§ Set exercise
Set down the material below word for word, excluding the pictures.

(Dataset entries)
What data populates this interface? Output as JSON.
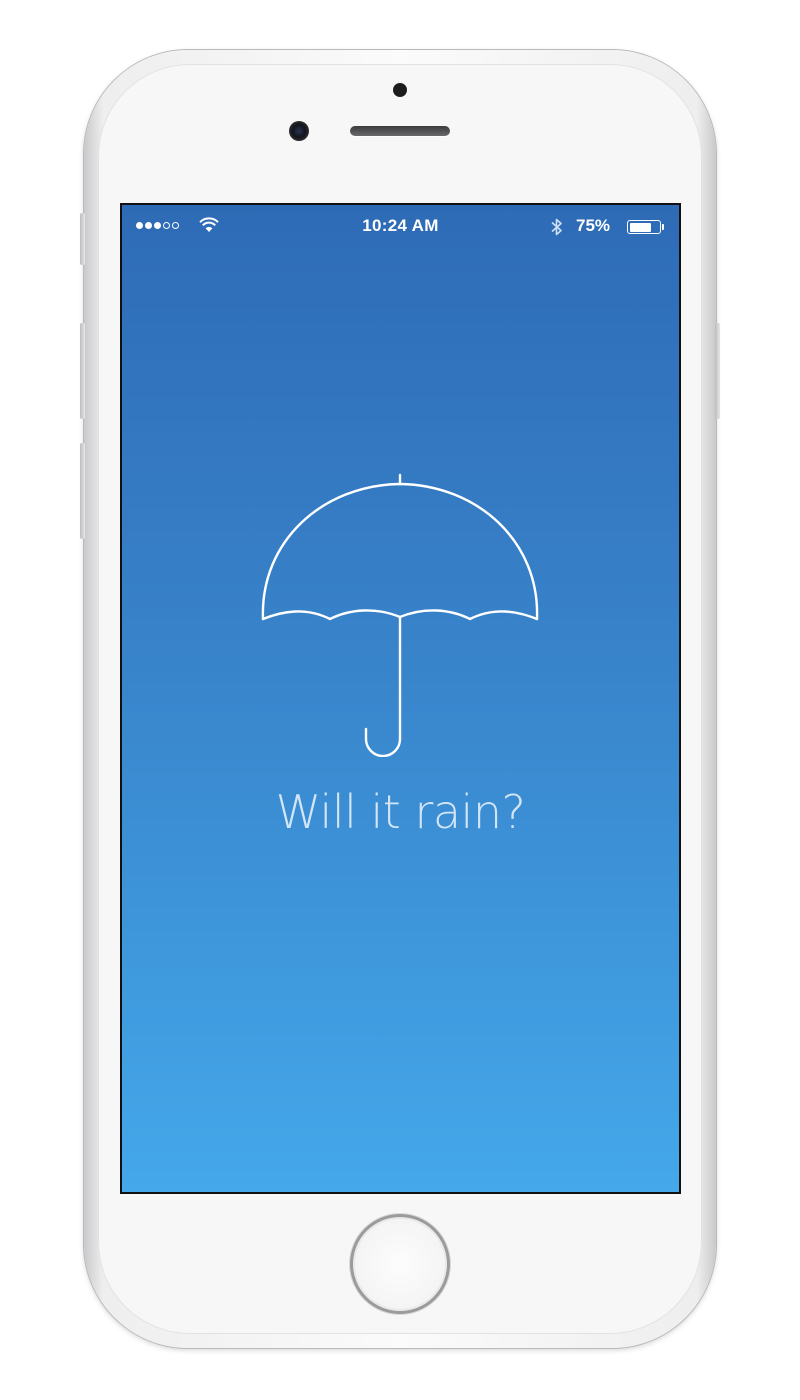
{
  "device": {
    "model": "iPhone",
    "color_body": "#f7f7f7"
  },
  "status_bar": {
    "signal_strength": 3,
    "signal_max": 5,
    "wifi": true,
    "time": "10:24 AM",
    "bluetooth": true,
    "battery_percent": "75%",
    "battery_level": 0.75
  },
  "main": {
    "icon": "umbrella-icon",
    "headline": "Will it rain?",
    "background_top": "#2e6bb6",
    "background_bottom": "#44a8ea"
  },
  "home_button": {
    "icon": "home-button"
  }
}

§ Task solution
What data populates this interface? Output as JSON.
{
  "device": {
    "model": "iPhone",
    "color_body": "#f7f7f7"
  },
  "status_bar": {
    "signal_strength": 3,
    "signal_max": 5,
    "wifi": true,
    "time": "10:24 AM",
    "bluetooth": true,
    "battery_percent": "75%",
    "battery_level": 0.75
  },
  "main": {
    "icon": "umbrella-icon",
    "headline": "Will it rain?",
    "background_top": "#2e6bb6",
    "background_bottom": "#44a8ea"
  },
  "home_button": {
    "icon": "home-button"
  }
}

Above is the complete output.